Task requirements: Find all lines in the records that include the word "Check", and copy them out.

(Records excerpted from a collection)
--

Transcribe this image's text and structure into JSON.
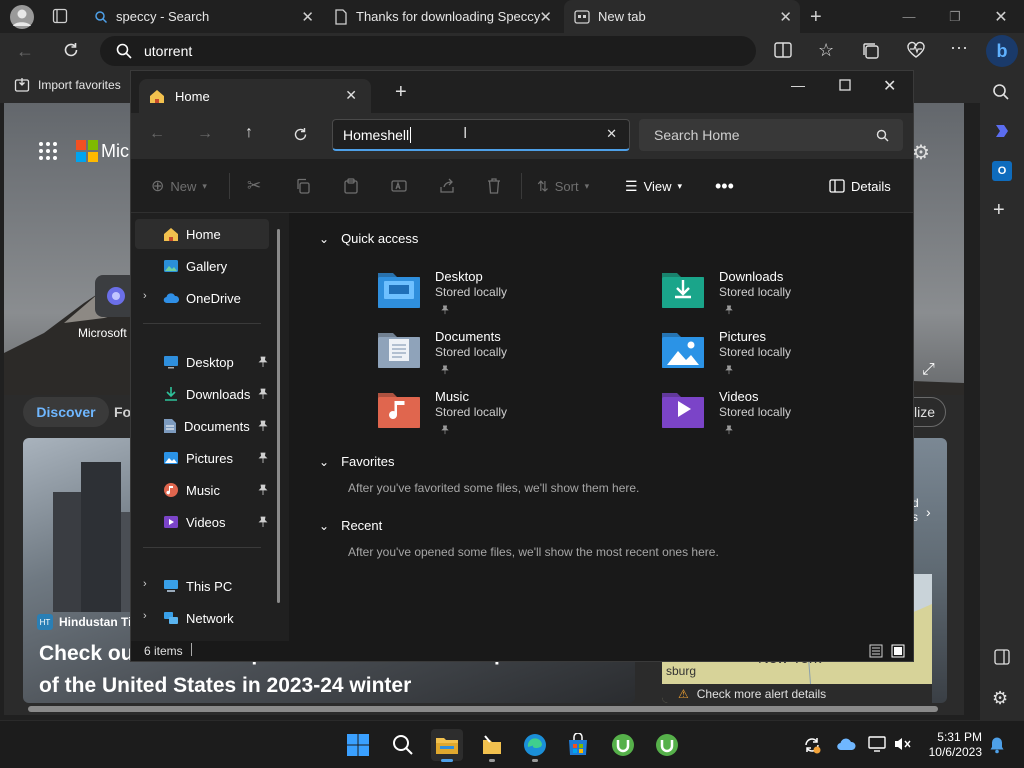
{
  "browser": {
    "tabs": [
      {
        "label": "speccy - Search"
      },
      {
        "label": "Thanks for downloading Speccy"
      },
      {
        "label": "New tab"
      }
    ],
    "address": "utorrent",
    "favorites_label": "Import favorites"
  },
  "ntp": {
    "app_label_partial": "Mic",
    "shortcut_label": "Microsoft",
    "tab_discover": "Discover",
    "tab_following_partial": "Fo",
    "personalize_partial": "lize",
    "news_source": "Hindustan Ti",
    "headline_line1": "Check out the winter predictions for different parts",
    "headline_line2": "of the United States in 2023-24 winter",
    "weather_city": "New York",
    "weather_place_partial": "sburg",
    "weather_alert": "Check more alert details",
    "weather_side_text": "d\ns"
  },
  "explorer": {
    "tab_title": "Home",
    "path_value": "Homeshell",
    "search_placeholder": "Search Home",
    "toolbar": {
      "new": "New",
      "sort": "Sort",
      "view": "View",
      "details": "Details"
    },
    "nav": [
      {
        "label": "Home"
      },
      {
        "label": "Gallery"
      },
      {
        "label": "OneDrive"
      },
      {
        "label": "Desktop"
      },
      {
        "label": "Downloads"
      },
      {
        "label": "Documents"
      },
      {
        "label": "Pictures"
      },
      {
        "label": "Music"
      },
      {
        "label": "Videos"
      },
      {
        "label": "This PC"
      },
      {
        "label": "Network"
      }
    ],
    "sections": {
      "quick_access": "Quick access",
      "favorites": "Favorites",
      "favorites_note": "After you've favorited some files, we'll show them here.",
      "recent": "Recent",
      "recent_note": "After you've opened some files, we'll show the most recent ones here."
    },
    "quick_items": [
      {
        "name": "Desktop",
        "status": "Stored locally",
        "icon": "desktop-folder-icon",
        "color": "#2f8fdd"
      },
      {
        "name": "Downloads",
        "status": "Stored locally",
        "icon": "downloads-folder-icon",
        "color": "#1aa58a"
      },
      {
        "name": "Documents",
        "status": "Stored locally",
        "icon": "documents-folder-icon",
        "color": "#8fa3ba"
      },
      {
        "name": "Pictures",
        "status": "Stored locally",
        "icon": "pictures-folder-icon",
        "color": "#2b93e6"
      },
      {
        "name": "Music",
        "status": "Stored locally",
        "icon": "music-folder-icon",
        "color": "#e0664e"
      },
      {
        "name": "Videos",
        "status": "Stored locally",
        "icon": "videos-folder-icon",
        "color": "#7b44c8"
      }
    ],
    "status_text": "6 items"
  },
  "taskbar": {
    "time": "5:31 PM",
    "date": "10/6/2023"
  },
  "colors": {
    "accent": "#4ea0e8",
    "folder_yellow": "#f2c14e"
  }
}
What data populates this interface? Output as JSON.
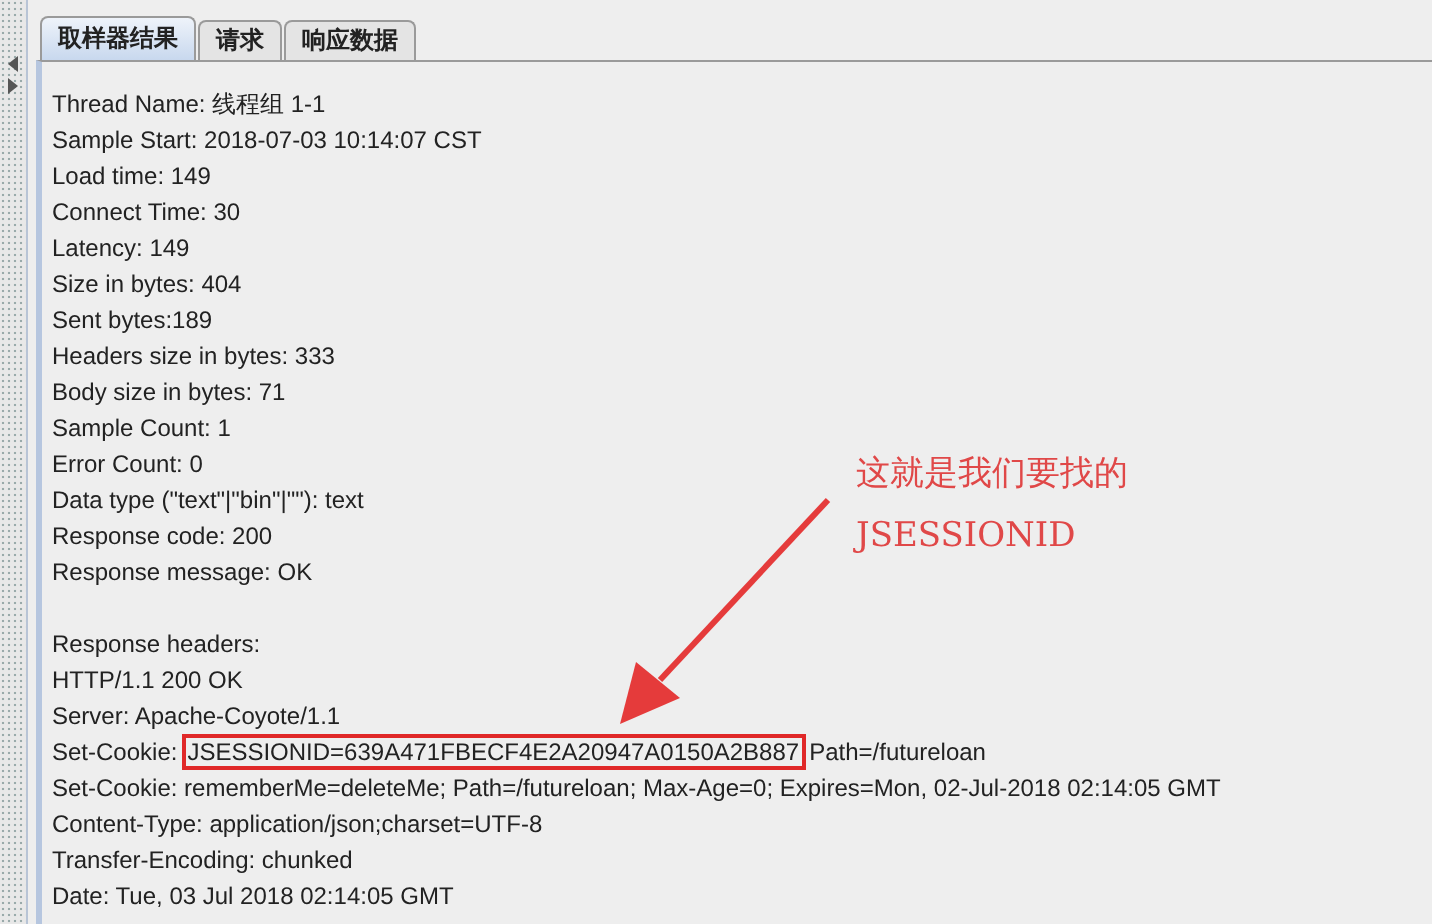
{
  "tabs": [
    {
      "label": "取样器结果",
      "selected": true
    },
    {
      "label": "请求",
      "selected": false
    },
    {
      "label": "响应数据",
      "selected": false
    }
  ],
  "sample_info": [
    "Thread Name: 线程组 1-1",
    "Sample Start: 2018-07-03 10:14:07 CST",
    "Load time: 149",
    "Connect Time: 30",
    "Latency: 149",
    "Size in bytes: 404",
    "Sent bytes:189",
    "Headers size in bytes: 333",
    "Body size in bytes: 71",
    "Sample Count: 1",
    "Error Count: 0",
    "Data type (\"text\"|\"bin\"|\"\"): text",
    "Response code: 200",
    "Response message: OK"
  ],
  "response_headers": [
    {
      "kind": "plain",
      "text": "Response headers:"
    },
    {
      "kind": "plain",
      "text": "HTTP/1.1 200 OK"
    },
    {
      "kind": "plain",
      "text": "Server: Apache-Coyote/1.1"
    },
    {
      "kind": "highlighted",
      "prefix": "Set-Cookie:",
      "value": "JSESSIONID=639A471FBECF4E2A20947A0150A2B887",
      "suffix": "Path=/futureloan"
    },
    {
      "kind": "plain",
      "text": "Set-Cookie: rememberMe=deleteMe; Path=/futureloan; Max-Age=0; Expires=Mon, 02-Jul-2018 02:14:05 GMT"
    },
    {
      "kind": "plain",
      "text": "Content-Type: application/json;charset=UTF-8"
    },
    {
      "kind": "plain",
      "text": "Transfer-Encoding: chunked"
    },
    {
      "kind": "plain",
      "text": "Date: Tue, 03 Jul 2018 02:14:05 GMT"
    }
  ],
  "annotation": [
    "这就是我们要找的",
    "JSESSIONID"
  ]
}
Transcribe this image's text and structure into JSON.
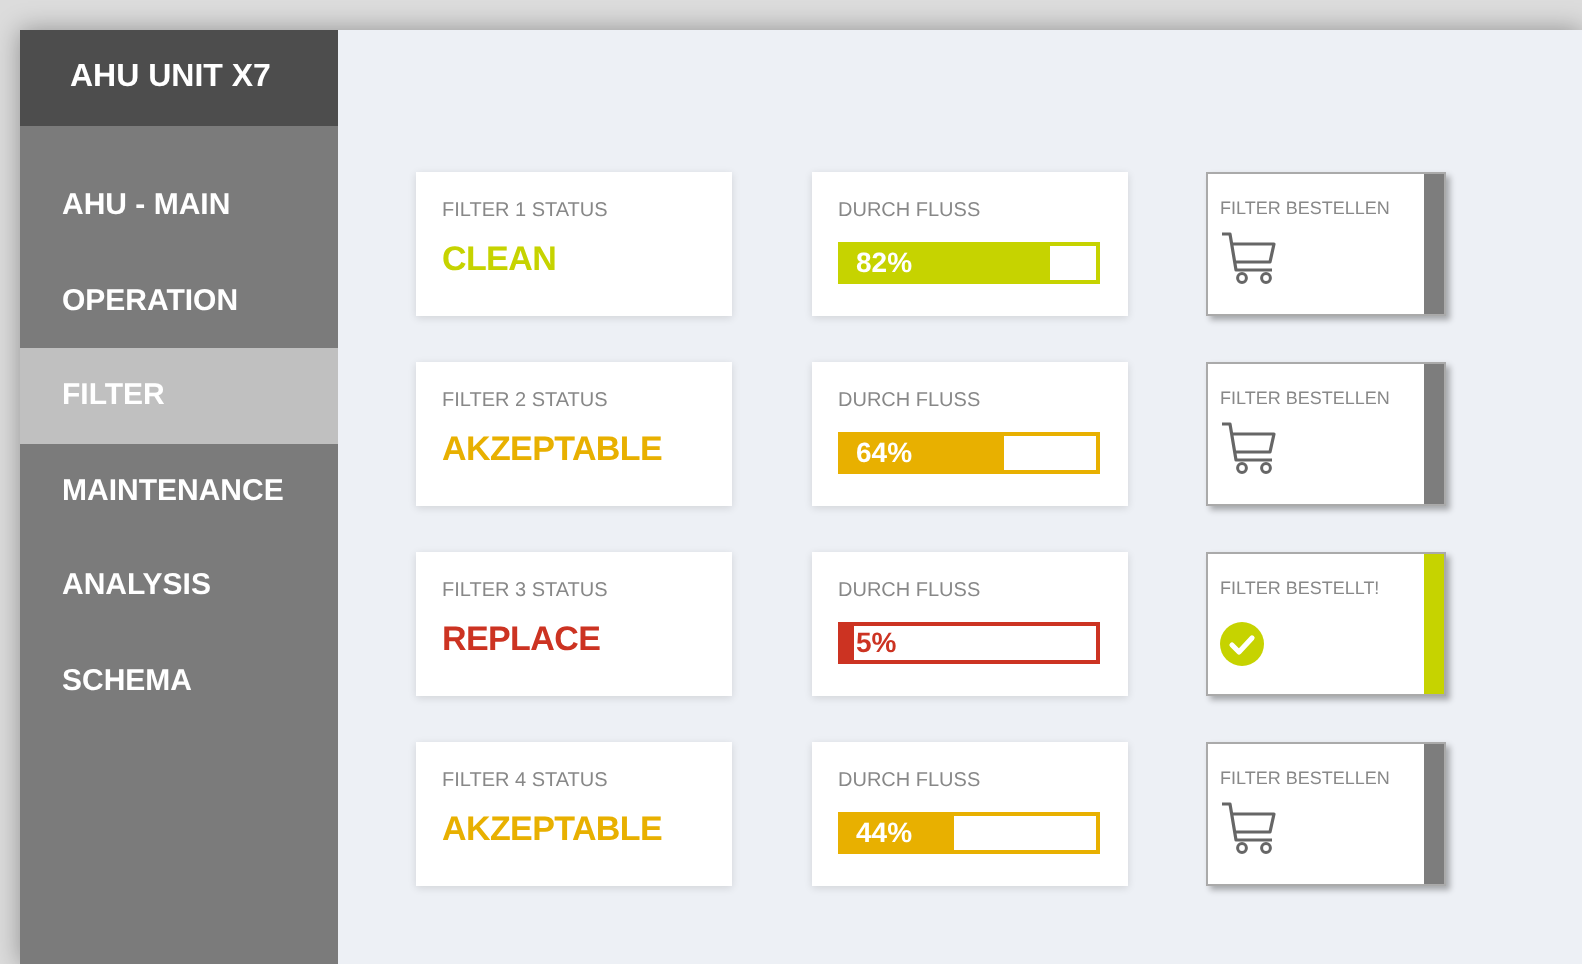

--

Result of this exercise:
    "headline_line1": "Check out the winter predictions for different parts",
    "weather_alert": "Check more alert details",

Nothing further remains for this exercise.